> _WORK TO COMPLETE_
Copy out each line of the material in which the word "position" appears.

> _SUPPLIED ENTRIES_
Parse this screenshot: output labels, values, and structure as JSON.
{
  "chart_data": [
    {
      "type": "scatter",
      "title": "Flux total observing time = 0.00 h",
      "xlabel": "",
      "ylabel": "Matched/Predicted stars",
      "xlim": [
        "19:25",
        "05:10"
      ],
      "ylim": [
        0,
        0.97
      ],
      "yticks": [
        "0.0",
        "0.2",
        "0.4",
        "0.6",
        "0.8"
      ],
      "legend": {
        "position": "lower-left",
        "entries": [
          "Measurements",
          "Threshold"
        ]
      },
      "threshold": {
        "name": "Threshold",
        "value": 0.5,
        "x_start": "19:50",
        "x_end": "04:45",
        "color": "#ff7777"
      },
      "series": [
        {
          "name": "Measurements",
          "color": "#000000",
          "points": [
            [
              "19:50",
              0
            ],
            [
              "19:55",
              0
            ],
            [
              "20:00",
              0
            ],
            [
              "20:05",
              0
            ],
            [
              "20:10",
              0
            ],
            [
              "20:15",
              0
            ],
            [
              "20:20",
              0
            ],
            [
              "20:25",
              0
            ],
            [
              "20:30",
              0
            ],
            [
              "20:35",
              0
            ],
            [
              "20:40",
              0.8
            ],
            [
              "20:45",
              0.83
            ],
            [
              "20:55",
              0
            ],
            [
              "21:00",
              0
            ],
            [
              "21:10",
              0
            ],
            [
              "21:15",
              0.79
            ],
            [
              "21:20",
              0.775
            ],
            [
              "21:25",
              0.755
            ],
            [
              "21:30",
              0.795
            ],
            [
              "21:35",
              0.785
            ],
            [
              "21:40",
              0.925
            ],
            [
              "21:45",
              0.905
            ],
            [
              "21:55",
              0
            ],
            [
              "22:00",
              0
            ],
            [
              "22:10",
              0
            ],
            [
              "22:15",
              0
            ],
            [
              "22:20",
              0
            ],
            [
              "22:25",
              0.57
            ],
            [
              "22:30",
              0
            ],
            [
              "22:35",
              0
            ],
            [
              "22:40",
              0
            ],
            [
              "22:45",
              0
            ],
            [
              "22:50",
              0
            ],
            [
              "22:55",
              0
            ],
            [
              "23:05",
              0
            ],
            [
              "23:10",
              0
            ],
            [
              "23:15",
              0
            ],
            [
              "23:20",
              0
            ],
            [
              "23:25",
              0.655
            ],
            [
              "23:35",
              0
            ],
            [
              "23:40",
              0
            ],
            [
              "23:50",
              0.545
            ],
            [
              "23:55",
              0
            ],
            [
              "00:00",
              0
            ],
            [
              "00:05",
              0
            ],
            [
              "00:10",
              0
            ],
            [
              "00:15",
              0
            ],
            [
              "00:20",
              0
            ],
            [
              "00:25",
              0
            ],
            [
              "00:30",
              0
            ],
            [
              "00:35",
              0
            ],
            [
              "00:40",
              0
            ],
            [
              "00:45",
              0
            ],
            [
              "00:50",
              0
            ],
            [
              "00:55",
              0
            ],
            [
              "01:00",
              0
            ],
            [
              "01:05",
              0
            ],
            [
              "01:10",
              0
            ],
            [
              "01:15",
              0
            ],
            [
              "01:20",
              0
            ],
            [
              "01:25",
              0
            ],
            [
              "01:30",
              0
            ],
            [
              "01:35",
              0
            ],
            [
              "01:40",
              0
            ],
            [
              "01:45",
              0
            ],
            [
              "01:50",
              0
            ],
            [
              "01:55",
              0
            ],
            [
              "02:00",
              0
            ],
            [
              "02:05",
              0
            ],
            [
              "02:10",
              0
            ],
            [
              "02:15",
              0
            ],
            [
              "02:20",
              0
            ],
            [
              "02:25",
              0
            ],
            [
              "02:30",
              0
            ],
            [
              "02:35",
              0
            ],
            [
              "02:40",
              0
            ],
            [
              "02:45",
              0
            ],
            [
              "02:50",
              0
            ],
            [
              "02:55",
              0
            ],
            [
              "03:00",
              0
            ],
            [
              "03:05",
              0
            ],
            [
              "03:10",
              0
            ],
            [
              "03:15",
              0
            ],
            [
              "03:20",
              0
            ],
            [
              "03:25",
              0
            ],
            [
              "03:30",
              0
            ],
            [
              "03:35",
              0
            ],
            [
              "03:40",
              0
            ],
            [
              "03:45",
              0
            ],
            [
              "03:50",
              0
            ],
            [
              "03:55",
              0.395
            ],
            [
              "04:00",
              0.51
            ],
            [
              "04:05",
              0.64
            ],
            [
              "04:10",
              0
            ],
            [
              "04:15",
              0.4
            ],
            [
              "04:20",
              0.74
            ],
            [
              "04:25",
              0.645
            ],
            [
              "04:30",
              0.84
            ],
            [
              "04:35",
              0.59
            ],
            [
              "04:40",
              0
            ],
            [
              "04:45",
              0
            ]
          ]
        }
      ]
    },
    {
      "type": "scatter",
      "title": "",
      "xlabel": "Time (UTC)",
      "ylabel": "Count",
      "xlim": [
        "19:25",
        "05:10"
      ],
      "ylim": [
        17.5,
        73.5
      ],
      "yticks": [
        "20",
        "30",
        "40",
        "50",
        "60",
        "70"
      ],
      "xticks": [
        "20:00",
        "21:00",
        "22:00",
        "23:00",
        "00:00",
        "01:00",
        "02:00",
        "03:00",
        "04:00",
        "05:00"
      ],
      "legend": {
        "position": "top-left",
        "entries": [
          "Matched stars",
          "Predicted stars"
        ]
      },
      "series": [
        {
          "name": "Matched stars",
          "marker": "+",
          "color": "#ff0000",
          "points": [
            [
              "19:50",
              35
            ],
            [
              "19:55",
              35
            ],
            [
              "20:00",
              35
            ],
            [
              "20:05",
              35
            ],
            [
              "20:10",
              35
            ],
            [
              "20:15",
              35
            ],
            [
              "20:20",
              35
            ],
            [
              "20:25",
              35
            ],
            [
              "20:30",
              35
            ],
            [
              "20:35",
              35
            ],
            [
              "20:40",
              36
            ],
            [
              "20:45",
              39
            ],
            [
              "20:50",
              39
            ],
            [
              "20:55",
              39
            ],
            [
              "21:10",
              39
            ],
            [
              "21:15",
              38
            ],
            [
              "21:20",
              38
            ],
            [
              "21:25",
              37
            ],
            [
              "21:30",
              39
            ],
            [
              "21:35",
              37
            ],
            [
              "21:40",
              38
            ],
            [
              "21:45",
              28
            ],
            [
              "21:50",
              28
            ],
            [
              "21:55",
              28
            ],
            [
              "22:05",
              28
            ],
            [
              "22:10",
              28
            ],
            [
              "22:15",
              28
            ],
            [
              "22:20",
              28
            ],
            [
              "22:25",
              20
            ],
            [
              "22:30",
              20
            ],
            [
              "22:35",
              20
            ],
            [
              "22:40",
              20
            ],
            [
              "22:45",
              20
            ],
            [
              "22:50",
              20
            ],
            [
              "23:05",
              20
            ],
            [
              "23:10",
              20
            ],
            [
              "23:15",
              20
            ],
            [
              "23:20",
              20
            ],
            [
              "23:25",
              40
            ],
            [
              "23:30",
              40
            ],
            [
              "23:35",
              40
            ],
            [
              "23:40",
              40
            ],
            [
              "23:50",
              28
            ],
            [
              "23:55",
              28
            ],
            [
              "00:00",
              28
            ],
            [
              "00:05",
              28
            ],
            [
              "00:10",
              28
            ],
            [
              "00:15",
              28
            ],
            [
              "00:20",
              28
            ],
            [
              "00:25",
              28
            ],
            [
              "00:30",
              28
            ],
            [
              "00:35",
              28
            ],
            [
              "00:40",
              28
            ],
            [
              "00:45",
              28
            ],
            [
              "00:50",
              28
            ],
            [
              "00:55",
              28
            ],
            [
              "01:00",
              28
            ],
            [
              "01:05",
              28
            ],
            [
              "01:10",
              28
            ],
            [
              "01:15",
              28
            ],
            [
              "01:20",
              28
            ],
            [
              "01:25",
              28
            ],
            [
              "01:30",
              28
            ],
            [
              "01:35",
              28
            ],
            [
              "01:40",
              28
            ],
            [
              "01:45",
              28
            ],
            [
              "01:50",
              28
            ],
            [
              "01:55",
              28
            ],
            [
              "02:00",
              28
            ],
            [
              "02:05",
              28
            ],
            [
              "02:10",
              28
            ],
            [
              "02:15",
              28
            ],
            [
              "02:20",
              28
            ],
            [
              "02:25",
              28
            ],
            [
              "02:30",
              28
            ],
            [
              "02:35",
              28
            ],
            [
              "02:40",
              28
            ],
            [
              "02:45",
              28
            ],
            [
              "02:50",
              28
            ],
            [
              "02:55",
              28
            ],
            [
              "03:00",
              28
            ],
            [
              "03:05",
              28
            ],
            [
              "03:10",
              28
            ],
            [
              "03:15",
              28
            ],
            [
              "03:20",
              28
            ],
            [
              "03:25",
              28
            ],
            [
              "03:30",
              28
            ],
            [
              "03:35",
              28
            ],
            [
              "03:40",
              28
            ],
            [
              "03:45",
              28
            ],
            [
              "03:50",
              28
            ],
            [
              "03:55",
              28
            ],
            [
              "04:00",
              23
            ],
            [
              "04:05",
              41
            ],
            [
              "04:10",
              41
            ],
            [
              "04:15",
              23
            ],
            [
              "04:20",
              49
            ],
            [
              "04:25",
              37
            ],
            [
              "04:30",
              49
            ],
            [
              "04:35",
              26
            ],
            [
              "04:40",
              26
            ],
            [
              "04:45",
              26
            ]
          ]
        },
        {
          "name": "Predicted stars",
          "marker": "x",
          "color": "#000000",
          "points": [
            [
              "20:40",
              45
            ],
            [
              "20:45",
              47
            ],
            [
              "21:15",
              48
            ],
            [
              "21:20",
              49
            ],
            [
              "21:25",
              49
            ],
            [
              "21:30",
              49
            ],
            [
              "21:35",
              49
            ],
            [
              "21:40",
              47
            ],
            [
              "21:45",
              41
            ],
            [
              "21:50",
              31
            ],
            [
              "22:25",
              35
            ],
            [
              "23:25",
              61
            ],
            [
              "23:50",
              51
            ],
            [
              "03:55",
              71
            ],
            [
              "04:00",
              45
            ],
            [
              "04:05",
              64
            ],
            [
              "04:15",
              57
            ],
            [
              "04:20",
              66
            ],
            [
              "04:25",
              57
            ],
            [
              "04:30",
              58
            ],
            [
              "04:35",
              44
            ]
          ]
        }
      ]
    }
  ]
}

> _FINAL RESULT_
        "position": "lower-left",
        "position": "top-left",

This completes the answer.